--- BEGIN ---
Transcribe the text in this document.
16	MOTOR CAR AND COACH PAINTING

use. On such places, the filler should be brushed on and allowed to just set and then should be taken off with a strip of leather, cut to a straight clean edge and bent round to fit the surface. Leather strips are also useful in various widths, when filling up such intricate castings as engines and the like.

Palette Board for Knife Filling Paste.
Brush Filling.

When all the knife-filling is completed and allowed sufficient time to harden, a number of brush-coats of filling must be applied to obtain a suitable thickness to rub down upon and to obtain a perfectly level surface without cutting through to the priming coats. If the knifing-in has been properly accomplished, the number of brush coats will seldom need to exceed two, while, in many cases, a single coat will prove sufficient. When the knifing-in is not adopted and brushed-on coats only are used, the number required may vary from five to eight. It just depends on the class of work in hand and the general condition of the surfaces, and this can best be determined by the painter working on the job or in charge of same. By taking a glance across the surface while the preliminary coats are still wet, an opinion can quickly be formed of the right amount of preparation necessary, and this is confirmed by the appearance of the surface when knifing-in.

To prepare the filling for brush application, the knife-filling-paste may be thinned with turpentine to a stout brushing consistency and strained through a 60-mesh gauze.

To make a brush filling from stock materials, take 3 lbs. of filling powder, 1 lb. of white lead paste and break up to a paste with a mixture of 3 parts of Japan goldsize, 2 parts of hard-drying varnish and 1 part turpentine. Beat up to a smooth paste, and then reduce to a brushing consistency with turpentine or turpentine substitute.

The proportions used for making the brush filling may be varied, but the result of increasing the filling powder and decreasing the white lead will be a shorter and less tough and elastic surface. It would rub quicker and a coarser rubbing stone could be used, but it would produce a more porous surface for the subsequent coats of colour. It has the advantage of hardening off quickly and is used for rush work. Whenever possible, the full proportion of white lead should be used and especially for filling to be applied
--- END ---
Extract the full set of entries word for word.

Transcribe the text in this document.
16	MOTOR CAR AND COACH PAINTING

use. On such places, the filler should be brushed on and allowed to just set and then should be taken off with a strip of leather, cut to a straight clean edge and bent round to fit the surface. Leather strips are also useful in various widths, when filling up such intricate castings as engines and the like.

Palette Board for Knife Filling Paste.
Brush Filling.

When all the knife-filling is completed and allowed sufficient time to harden, a number of brush-coats of filling must be applied to obtain a suitable thickness to rub down upon and to obtain a perfectly level surface without cutting through to the priming coats. If the knifing-in has been properly accomplished, the number of brush coats will seldom need to exceed two, while, in many cases, a single coat will prove sufficient. When the knifing-in is not adopted and brushed-on coats only are used, the number required may vary from five to eight. It just depends on the class of work in hand and the general condition of the surfaces, and this can best be determined by the painter working on the job or in charge of same. By taking a glance across the surface while the preliminary coats are still wet, an opinion can quickly be formed of the right amount of preparation necessary, and this is confirmed by the appearance of the surface when knifing-in.

To prepare the filling for brush application, the knife-filling-paste may be thinned with turpentine to a stout brushing consistency and strained through a 60-mesh gauze.

To make a brush filling from stock materials, take 3 lbs. of filling powder, 1 lb. of white lead paste and break up to a paste with a mixture of 3 parts of Japan goldsize, 2 parts of hard-drying varnish and 1 part turpentine. Beat up to a smooth paste, and then reduce to a brushing consistency with turpentine or turpentine substitute.

The proportions used for making the brush filling may be varied, but the result of increasing the filling powder and decreasing the white lead will be a shorter and less tough and elastic surface. It would rub quicker and a coarser rubbing stone could be used, but it would produce a more porous surface for the subsequent coats of colour. It has the advantage of hardening off quickly and is used for rush work. Whenever possible, the full proportion of white lead should be used and especially for filling to be applied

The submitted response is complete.